_TEXTO EM ESTUDO_:
Além disso, ao induzir um estado semelhante ao habitualmente encontrado em situações de hipotermia ou hibernação, o fármaco abre também novas perspetivas na exploração espacial, tornando possível que os humanos embarquem em futuras viagens de longa duração sem danos físicos.

A descoberta, que promete revolucionar a medicina e retirar as viagens espaciais do campo da ficção científica, foi apresentada num artigo publicado esta quarta-feira na revista científica eLife.

“No nosso estudo, procurávamos identificar potenciais drogas que pudessem desacelerar o metabolismo e replicar os estados normalmente induzidos por hipotermia ou hibernação”, explica Megan Sperry, investigadora do Wyss Institute e autora principal do estudo, em comunicado publicado no site do instituto.

“Precisávamos de uma abordagem que induzisse esse estado em menos de uma hora, de forma rápida e segura — e que permitisse que os órgãos recuperassem as suas funções normais em menos de 24 horas”, acrescenta a investigadora.

A equipa de investigadores recorreu a uma meta-análise de dados científicos para identificar possíveis fármacos candidatos com efeitos secundários não desejados, como a diminuição da temperatura corporal.

O SNC80, composto originalmente desenvolvido como analgésico que atua através de recetores opioides, chamou a atenção dos investigadores.

Num estudo com girinos, o fármaco mostrou-se capaz de desacelerar o metabolismo e induzir hipotermia, protegendo o organismo contra os efeitos do bloqueio do fluxo sanguíneo no interior da medula espinhal.

Uma hora após o tratamento com SNC80, o fármaco tinha reduzido a atividade dos girinos em 50%, comparada com a de girinos não tratados. O efeito foi rapidamente revertido assim que o medicamento foi removido do organismo dos girinos.

O SNC80 reduziu também o consumo de oxigénio, uma medida de atividade  metabólica do organismo, e teve notáveis efeitos supressivos mas reversíveis na frequência cardíaca dos girinos tratados com o fármaco.

_EXTRATO DE DADOS_:
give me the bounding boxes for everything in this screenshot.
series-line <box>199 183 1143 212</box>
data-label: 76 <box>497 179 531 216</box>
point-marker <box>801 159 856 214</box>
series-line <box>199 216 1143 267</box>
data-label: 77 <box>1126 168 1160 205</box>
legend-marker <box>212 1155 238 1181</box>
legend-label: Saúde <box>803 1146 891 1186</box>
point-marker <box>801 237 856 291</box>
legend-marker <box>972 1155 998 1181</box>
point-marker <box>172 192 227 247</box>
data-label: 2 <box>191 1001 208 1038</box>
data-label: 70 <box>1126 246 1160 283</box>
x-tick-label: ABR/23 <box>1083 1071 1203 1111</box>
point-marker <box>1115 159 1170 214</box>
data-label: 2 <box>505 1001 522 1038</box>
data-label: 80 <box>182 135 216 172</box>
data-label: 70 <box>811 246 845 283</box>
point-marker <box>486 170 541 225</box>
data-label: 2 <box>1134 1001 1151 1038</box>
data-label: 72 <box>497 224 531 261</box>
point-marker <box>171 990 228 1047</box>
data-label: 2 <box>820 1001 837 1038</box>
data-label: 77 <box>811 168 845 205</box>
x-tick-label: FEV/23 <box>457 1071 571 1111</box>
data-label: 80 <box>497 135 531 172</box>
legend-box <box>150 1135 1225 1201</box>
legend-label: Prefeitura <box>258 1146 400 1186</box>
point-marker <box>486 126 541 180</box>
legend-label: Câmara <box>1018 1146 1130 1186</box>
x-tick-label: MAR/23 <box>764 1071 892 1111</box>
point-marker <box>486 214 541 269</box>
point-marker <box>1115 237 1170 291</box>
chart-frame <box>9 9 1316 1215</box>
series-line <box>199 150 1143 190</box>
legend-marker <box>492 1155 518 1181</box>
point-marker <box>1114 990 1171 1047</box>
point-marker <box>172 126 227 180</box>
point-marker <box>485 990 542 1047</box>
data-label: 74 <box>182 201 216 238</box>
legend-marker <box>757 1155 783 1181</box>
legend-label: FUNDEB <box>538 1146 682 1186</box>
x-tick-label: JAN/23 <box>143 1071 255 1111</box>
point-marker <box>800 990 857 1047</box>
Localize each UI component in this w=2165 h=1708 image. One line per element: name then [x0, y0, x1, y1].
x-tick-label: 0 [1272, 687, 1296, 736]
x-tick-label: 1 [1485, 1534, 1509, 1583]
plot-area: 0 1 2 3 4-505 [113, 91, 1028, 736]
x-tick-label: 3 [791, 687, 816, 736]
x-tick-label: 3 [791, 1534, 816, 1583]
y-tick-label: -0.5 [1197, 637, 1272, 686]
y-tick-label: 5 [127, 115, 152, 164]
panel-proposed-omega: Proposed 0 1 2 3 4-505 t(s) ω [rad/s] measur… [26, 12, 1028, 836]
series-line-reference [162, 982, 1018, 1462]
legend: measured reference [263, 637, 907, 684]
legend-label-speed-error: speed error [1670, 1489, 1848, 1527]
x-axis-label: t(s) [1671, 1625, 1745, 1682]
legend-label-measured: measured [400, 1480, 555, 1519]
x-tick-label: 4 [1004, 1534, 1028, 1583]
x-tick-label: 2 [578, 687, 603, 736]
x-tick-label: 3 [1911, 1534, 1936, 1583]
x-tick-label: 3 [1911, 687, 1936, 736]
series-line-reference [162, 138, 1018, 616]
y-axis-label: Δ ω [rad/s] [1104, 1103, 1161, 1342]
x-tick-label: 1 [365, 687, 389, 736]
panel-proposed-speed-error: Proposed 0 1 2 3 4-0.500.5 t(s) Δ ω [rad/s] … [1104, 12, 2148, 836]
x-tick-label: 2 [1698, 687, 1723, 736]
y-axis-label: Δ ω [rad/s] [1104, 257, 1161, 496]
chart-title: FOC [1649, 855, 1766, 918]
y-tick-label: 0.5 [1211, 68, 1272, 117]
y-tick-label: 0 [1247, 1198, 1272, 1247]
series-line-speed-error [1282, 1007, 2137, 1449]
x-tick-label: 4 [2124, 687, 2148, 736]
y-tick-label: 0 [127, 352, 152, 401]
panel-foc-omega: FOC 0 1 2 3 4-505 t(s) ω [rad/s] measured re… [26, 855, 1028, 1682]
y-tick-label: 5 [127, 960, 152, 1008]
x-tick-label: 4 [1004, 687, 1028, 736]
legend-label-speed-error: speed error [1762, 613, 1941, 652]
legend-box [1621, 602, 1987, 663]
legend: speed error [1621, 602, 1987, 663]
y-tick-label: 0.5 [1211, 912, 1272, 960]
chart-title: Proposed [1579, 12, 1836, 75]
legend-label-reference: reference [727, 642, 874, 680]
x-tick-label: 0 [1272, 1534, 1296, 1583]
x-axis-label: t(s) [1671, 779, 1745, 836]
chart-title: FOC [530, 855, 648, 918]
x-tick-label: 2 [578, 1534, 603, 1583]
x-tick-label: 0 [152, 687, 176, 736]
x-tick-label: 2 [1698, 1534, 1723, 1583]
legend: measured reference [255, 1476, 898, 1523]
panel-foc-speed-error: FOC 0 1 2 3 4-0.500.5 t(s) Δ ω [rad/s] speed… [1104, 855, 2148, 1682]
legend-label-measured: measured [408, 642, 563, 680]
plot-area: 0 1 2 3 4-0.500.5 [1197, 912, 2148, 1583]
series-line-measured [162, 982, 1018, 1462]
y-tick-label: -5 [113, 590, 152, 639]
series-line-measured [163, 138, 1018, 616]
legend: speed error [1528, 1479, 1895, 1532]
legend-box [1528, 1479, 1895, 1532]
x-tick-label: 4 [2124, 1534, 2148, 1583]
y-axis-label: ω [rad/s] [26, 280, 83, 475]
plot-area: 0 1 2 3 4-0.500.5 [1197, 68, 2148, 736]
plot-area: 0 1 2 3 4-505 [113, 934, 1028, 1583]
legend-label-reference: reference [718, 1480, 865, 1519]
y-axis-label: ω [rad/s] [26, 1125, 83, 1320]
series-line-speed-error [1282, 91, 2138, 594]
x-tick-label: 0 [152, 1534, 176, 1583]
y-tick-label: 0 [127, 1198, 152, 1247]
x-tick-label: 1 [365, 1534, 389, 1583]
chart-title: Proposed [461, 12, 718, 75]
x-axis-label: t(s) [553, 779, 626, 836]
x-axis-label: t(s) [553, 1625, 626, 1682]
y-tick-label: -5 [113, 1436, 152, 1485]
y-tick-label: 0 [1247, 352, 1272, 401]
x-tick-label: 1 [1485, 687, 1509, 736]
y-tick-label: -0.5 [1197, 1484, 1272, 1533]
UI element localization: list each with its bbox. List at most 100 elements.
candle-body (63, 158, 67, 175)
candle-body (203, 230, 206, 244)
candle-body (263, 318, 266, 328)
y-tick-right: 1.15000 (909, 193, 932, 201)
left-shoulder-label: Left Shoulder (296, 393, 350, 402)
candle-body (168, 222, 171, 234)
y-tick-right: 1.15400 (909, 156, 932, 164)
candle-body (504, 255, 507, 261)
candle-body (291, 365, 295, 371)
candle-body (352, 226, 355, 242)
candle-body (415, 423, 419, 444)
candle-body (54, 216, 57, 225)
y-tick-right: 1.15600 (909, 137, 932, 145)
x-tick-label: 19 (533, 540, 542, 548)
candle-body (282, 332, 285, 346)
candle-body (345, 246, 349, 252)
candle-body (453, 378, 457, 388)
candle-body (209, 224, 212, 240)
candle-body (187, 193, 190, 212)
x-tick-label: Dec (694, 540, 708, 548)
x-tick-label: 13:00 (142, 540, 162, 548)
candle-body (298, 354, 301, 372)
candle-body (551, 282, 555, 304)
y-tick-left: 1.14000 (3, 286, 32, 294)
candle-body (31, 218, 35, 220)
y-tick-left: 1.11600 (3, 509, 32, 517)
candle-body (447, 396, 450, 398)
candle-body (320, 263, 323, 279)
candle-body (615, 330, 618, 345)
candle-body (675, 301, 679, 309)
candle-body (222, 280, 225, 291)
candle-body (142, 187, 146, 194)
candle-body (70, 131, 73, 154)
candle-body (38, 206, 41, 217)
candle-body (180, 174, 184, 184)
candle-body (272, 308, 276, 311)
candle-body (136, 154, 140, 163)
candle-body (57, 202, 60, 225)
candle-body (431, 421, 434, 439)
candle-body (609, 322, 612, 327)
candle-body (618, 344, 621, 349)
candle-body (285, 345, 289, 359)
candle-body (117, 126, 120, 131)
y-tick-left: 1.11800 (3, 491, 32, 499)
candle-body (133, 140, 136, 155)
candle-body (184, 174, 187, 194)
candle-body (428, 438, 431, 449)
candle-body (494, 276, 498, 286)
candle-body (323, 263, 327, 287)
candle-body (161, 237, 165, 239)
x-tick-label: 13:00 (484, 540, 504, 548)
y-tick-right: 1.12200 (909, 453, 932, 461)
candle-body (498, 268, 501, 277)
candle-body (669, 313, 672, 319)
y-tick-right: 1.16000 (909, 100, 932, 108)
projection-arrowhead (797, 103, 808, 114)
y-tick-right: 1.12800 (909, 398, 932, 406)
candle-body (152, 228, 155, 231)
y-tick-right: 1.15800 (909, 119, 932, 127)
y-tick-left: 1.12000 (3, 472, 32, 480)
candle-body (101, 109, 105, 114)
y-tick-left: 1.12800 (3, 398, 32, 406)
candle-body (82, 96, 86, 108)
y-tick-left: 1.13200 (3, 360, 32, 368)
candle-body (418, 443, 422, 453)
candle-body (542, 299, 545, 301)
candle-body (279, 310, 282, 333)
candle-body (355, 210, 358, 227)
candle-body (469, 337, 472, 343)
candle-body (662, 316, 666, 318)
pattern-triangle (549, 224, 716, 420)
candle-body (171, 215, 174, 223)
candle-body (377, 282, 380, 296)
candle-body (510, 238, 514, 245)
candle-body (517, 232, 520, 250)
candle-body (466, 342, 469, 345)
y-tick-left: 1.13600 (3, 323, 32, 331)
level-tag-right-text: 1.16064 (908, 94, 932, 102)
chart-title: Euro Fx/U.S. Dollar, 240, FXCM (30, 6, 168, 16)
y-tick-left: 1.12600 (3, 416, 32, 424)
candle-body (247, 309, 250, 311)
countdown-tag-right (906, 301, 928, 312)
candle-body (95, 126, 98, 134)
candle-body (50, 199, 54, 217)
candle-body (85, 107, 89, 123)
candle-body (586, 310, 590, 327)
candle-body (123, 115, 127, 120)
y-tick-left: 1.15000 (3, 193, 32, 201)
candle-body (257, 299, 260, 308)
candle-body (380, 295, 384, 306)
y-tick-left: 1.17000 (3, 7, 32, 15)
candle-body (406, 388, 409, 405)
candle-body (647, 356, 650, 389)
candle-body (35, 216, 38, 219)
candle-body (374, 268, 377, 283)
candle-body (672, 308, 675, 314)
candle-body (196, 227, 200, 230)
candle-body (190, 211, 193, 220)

_INSTRUÇÃO A_: Enumere todos os efeitos que, segundo o texto sobre o fármaco SNC80, o composto teve nos girinos.
_INSTRUÇÃO B_: Escreva a continuação do texto sobre o fármaco SNC80, começando logo após a última frase apresentada.

_RESULTADO A_:
- Desacelerou o metabolismo.
- Induziu hipotermia.
- Protegeu o organismo contra os efeitos do bloqueio do fluxo sanguíneo no interior da medula espinhal.
- Uma hora após o tratamento, reduziu a atividade dos girinos em 50%, em comparação com a de girinos não tratados.
- Reduziu o consumo de oxigénio.
- Teve efeitos supressivos, mas reversíveis, na frequência cardíaca.

_RESULTADO B_:
Entusiasmada com estes resultados, a equipa decidiu então testar o potencial valor clínico do SNC80 na preservação de um coração de porco. Durante um período de seis horas, o coração foi mantido num dispositivo portátil de preservação oxigenada, a uma temperatura de 20 a 23°C – ou seja, abaixo da temperatura corporal, mas não hipotérmico.

O tratamento com SNC80 causou um rápido declínio no consumo de oxigénio do coração, para valores inferiores a 50% do que o dos controlos não tratados.

Uma vez restabelecido o fluxo sanguíneo e reiniciado o coração com um desfibrilador, o coração registou um rápido retorno aos níveis normais de consumo de oxigénio e de batimento cardíaco.

Os resultados encorajaram então a equipa a escalar o teste e estudar se o fármaco seria capaz de induzir em células humanas um estado de biostase — condição em que se encontram em animação suspensa, de forma semelhante à hibernação.

Em testes com células de uma secção de intestino, os investigadores descobriram que o tratamento com SNC80 tinha provocado,  ao fim de 48 horas, uma diminuição de quase 85% no uso de oxigénio – ou seja, no metabolismo.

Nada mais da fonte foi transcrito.